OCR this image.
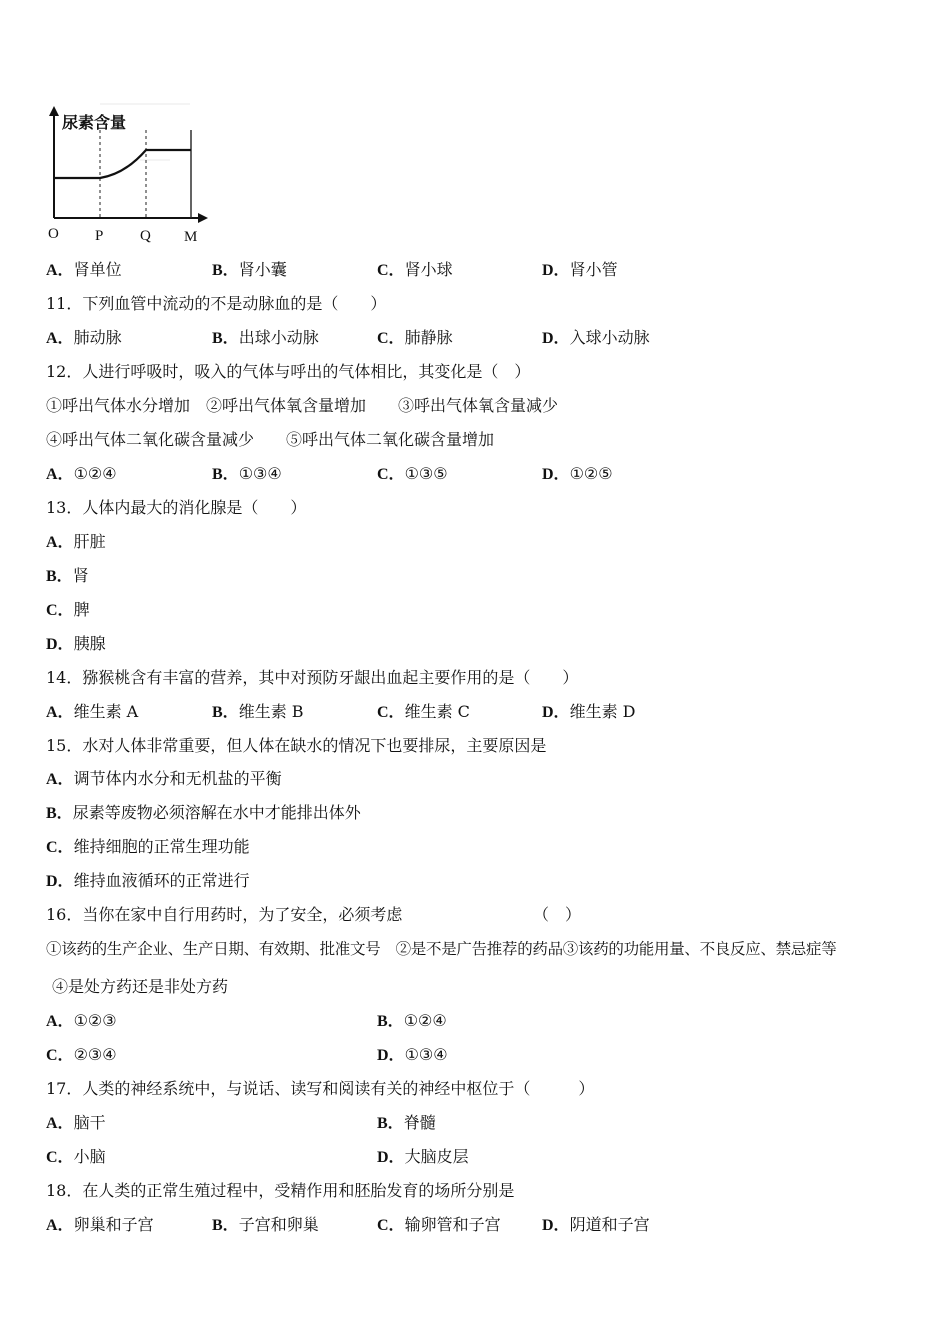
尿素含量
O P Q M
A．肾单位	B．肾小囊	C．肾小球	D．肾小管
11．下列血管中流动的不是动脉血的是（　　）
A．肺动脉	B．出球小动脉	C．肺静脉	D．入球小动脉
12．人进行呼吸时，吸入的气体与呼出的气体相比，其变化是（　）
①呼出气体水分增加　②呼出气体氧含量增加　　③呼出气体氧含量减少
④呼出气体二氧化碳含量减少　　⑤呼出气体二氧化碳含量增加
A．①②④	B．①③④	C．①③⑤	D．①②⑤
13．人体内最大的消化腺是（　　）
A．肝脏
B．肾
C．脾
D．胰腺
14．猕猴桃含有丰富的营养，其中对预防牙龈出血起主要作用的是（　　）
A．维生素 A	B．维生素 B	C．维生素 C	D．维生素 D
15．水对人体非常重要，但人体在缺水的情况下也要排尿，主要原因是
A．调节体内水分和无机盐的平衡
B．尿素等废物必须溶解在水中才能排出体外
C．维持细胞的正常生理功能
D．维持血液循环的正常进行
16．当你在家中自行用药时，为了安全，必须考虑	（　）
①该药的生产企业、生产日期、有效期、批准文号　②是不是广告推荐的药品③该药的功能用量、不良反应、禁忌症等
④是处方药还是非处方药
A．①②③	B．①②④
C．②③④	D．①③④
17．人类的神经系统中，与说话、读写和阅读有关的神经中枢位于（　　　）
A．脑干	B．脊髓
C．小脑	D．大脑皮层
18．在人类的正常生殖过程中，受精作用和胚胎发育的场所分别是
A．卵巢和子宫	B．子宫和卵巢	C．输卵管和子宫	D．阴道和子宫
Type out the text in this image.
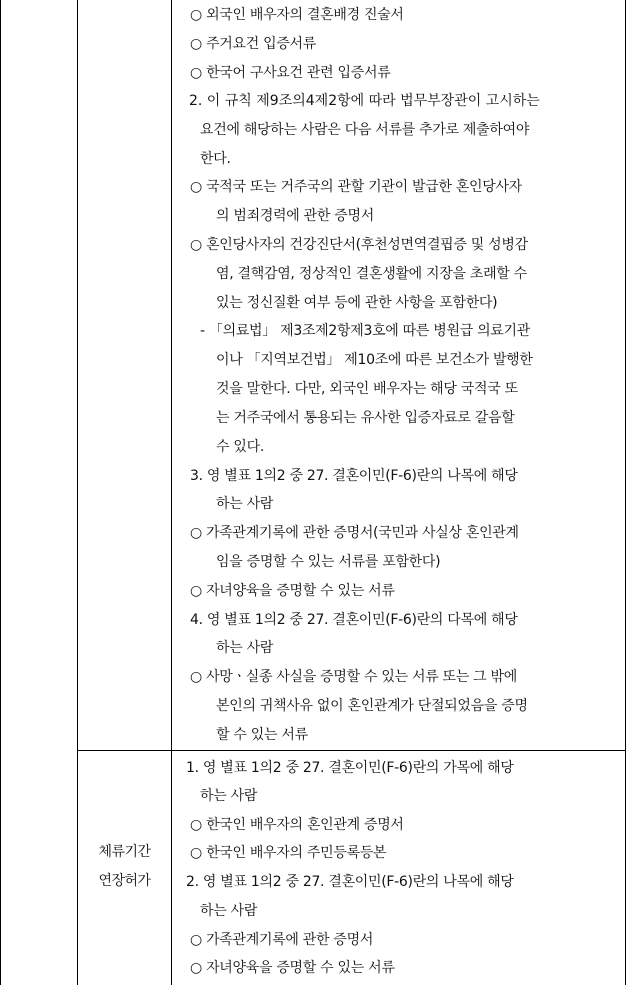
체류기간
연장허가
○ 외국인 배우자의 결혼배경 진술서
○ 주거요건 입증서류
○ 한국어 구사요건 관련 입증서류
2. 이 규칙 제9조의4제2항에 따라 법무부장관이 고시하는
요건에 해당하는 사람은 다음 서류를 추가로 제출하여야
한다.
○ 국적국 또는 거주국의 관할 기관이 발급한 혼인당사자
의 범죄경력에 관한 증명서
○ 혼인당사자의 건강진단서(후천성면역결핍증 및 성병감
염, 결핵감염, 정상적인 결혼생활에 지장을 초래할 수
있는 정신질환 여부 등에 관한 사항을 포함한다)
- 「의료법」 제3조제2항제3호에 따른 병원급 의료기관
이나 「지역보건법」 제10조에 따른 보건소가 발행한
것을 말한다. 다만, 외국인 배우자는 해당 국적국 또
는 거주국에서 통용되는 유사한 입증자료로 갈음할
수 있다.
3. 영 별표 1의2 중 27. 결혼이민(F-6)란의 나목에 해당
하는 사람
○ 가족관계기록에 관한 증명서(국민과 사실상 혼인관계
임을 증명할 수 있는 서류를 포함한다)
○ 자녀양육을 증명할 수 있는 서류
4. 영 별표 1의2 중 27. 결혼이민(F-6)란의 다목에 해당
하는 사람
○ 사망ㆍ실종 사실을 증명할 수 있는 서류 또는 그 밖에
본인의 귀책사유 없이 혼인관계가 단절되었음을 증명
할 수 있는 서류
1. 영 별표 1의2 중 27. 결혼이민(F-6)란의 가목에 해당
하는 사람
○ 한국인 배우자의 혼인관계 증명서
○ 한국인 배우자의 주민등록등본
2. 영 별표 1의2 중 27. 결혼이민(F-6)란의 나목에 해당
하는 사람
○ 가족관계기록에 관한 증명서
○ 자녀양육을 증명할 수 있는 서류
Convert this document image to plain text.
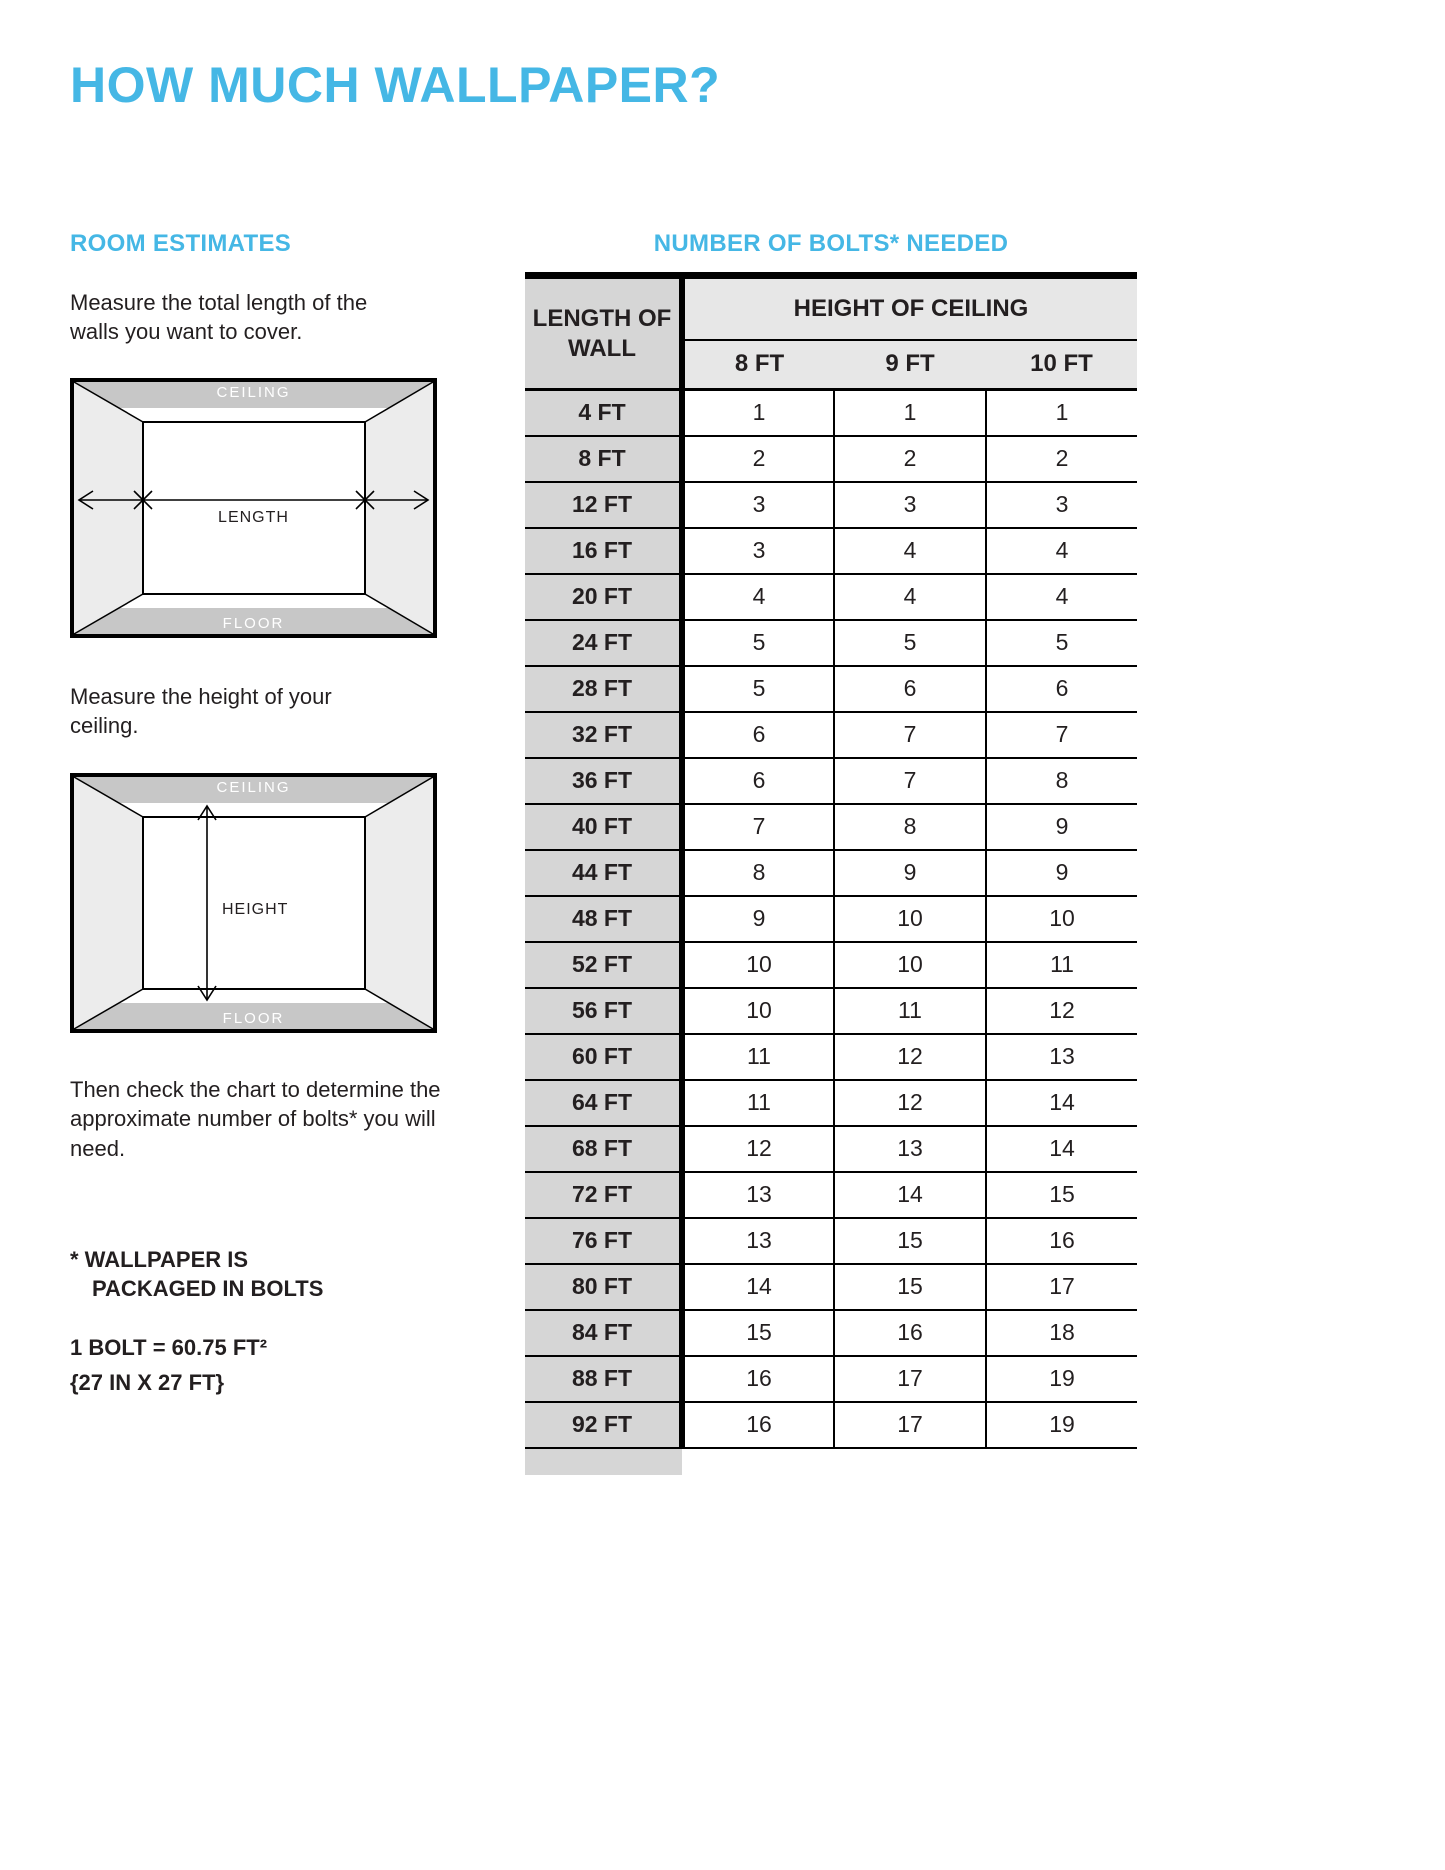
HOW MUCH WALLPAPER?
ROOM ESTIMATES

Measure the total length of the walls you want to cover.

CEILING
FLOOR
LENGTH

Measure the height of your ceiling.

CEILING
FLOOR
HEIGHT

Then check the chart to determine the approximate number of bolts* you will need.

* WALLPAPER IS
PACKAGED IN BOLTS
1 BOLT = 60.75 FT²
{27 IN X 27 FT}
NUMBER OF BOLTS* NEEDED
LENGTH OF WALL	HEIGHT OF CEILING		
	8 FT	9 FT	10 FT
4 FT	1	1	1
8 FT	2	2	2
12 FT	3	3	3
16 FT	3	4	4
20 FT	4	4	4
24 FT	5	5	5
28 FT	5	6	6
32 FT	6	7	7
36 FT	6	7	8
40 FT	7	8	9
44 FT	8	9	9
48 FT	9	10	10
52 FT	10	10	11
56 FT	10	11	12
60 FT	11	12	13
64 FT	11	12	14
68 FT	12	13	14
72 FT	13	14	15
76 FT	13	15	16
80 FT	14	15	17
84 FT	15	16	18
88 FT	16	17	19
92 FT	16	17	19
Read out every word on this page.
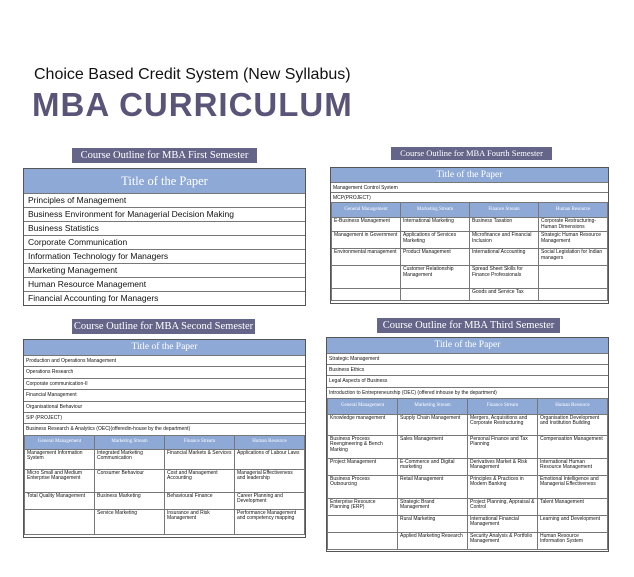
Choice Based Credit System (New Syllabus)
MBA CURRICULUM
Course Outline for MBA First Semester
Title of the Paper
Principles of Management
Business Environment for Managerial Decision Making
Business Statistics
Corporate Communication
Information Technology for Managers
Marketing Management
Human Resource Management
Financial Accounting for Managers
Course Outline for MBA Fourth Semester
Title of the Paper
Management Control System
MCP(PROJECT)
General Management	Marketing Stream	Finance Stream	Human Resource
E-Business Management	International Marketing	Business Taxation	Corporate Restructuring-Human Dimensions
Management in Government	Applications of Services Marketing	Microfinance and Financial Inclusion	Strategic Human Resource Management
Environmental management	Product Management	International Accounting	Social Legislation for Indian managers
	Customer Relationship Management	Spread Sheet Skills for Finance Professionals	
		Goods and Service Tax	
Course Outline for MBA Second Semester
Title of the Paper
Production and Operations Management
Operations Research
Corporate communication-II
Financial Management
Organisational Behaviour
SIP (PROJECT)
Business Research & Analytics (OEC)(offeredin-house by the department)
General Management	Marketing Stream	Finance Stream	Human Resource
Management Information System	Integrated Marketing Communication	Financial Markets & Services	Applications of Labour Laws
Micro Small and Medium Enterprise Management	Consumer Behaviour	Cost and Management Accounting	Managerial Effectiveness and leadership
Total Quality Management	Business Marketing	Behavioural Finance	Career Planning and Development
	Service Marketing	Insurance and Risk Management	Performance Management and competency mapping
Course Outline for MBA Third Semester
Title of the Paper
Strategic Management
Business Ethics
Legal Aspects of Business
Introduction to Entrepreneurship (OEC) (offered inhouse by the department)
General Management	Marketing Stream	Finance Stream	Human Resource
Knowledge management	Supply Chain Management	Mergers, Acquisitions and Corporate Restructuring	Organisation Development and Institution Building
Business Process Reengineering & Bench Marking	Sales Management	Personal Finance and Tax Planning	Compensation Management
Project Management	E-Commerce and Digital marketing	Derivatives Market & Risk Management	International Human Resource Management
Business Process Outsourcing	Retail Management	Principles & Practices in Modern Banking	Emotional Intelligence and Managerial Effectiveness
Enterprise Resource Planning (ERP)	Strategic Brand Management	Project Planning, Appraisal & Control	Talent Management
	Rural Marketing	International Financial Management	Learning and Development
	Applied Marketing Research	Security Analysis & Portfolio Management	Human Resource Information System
--------------------------------------------------
Extract each line holding the string "Outline".

== Written response ==
Course Outline for MBA First Semester
Course Outline for MBA Fourth Semester
Course Outline for MBA Second Semester
Course Outline for MBA Third Semester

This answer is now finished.